===== Extracted information =====

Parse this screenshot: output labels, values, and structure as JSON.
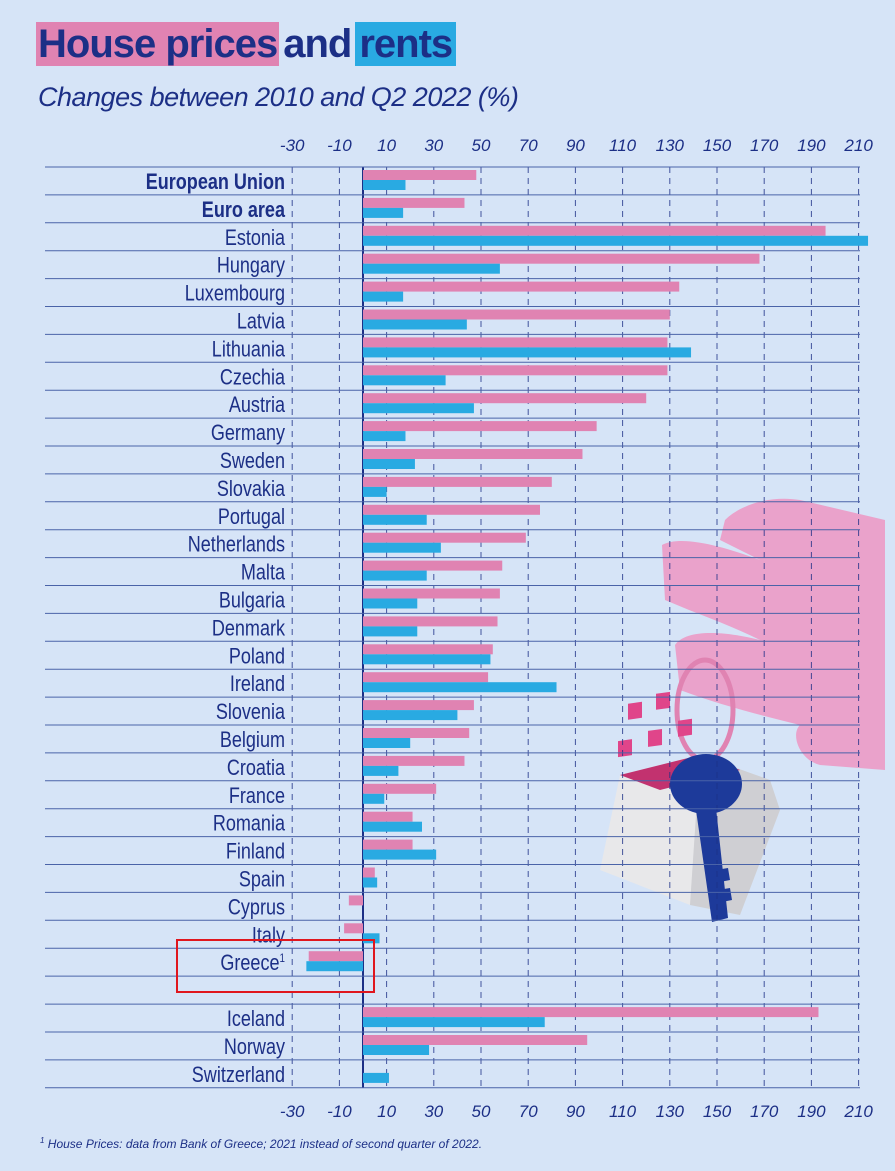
{
  "title": {
    "part1": "House prices",
    "part2": "and",
    "part3": "rents"
  },
  "subtitle": "Changes between 2010 and Q2 2022 (%)",
  "footnote": {
    "mark": "1",
    "text": "House Prices: data from Bank of Greece; 2021 instead of second quarter of 2022."
  },
  "colors": {
    "house_prices": "#e083b2",
    "rents": "#29aae2",
    "axis": "#1c2f86",
    "background": "#d6e4f7"
  },
  "chart_data": {
    "type": "bar",
    "orientation": "horizontal",
    "title": "House prices and rents",
    "subtitle": "Changes between 2010 and Q2 2022 (%)",
    "xlim": [
      -30,
      215
    ],
    "ticks": [
      "-30",
      "-10",
      "10",
      "30",
      "50",
      "70",
      "90",
      "110",
      "130",
      "150",
      "170",
      "190",
      "210"
    ],
    "tick_values": [
      -30,
      -10,
      10,
      30,
      50,
      70,
      90,
      110,
      130,
      150,
      170,
      190,
      210
    ],
    "grid": true,
    "categories": [
      "European Union",
      "Euro area",
      "Estonia",
      "Hungary",
      "Luxembourg",
      "Latvia",
      "Lithuania",
      "Czechia",
      "Austria",
      "Germany",
      "Sweden",
      "Slovakia",
      "Portugal",
      "Netherlands",
      "Malta",
      "Bulgaria",
      "Denmark",
      "Poland",
      "Ireland",
      "Slovenia",
      "Belgium",
      "Croatia",
      "France",
      "Romania",
      "Finland",
      "Spain",
      "Cyprus",
      "Italy",
      "Greece",
      "Iceland",
      "Norway",
      "Switzerland"
    ],
    "bold_categories": [
      "European Union",
      "Euro area"
    ],
    "superscripts": {
      "Greece": "1"
    },
    "series": [
      {
        "key": "house_prices",
        "values": [
          48,
          43,
          196,
          168,
          134,
          130,
          129,
          129,
          120,
          99,
          93,
          80,
          75,
          69,
          59,
          58,
          57,
          55,
          53,
          47,
          45,
          43,
          31,
          21,
          21,
          5,
          -6,
          -8,
          -23,
          193,
          95,
          null
        ]
      },
      {
        "key": "rents",
        "values": [
          18,
          17,
          214,
          58,
          17,
          44,
          139,
          35,
          47,
          18,
          22,
          10,
          27,
          33,
          27,
          23,
          23,
          54,
          82,
          40,
          20,
          15,
          9,
          25,
          31,
          6,
          null,
          7,
          -24,
          77,
          28,
          11
        ]
      }
    ]
  }
}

=====

Repeat the material above in full and unchanged, minus its images.

Parse this screenshot: output labels, values, and structure as JSON.
{
  "title": {
    "part1": "House prices",
    "part2": "and",
    "part3": "rents"
  },
  "subtitle": "Changes between 2010 and Q2 2022 (%)",
  "footnote": {
    "mark": "1",
    "text": "House Prices: data from Bank of Greece; 2021 instead of second quarter of 2022."
  },
  "colors": {
    "house_prices": "#e083b2",
    "rents": "#29aae2",
    "axis": "#1c2f86",
    "background": "#d6e4f7"
  },
  "chart_data": {
    "type": "bar",
    "orientation": "horizontal",
    "title": "House prices and rents",
    "subtitle": "Changes between 2010 and Q2 2022 (%)",
    "xlim": [
      -30,
      215
    ],
    "ticks": [
      "-30",
      "-10",
      "10",
      "30",
      "50",
      "70",
      "90",
      "110",
      "130",
      "150",
      "170",
      "190",
      "210"
    ],
    "tick_values": [
      -30,
      -10,
      10,
      30,
      50,
      70,
      90,
      110,
      130,
      150,
      170,
      190,
      210
    ],
    "grid": true,
    "categories": [
      "European Union",
      "Euro area",
      "Estonia",
      "Hungary",
      "Luxembourg",
      "Latvia",
      "Lithuania",
      "Czechia",
      "Austria",
      "Germany",
      "Sweden",
      "Slovakia",
      "Portugal",
      "Netherlands",
      "Malta",
      "Bulgaria",
      "Denmark",
      "Poland",
      "Ireland",
      "Slovenia",
      "Belgium",
      "Croatia",
      "France",
      "Romania",
      "Finland",
      "Spain",
      "Cyprus",
      "Italy",
      "Greece",
      "Iceland",
      "Norway",
      "Switzerland"
    ],
    "bold_categories": [
      "European Union",
      "Euro area"
    ],
    "superscripts": {
      "Greece": "1"
    },
    "series": [
      {
        "key": "house_prices",
        "values": [
          48,
          43,
          196,
          168,
          134,
          130,
          129,
          129,
          120,
          99,
          93,
          80,
          75,
          69,
          59,
          58,
          57,
          55,
          53,
          47,
          45,
          43,
          31,
          21,
          21,
          5,
          -6,
          -8,
          -23,
          193,
          95,
          null
        ]
      },
      {
        "key": "rents",
        "values": [
          18,
          17,
          214,
          58,
          17,
          44,
          139,
          35,
          47,
          18,
          22,
          10,
          27,
          33,
          27,
          23,
          23,
          54,
          82,
          40,
          20,
          15,
          9,
          25,
          31,
          6,
          null,
          7,
          -24,
          77,
          28,
          11
        ]
      }
    ]
  }
}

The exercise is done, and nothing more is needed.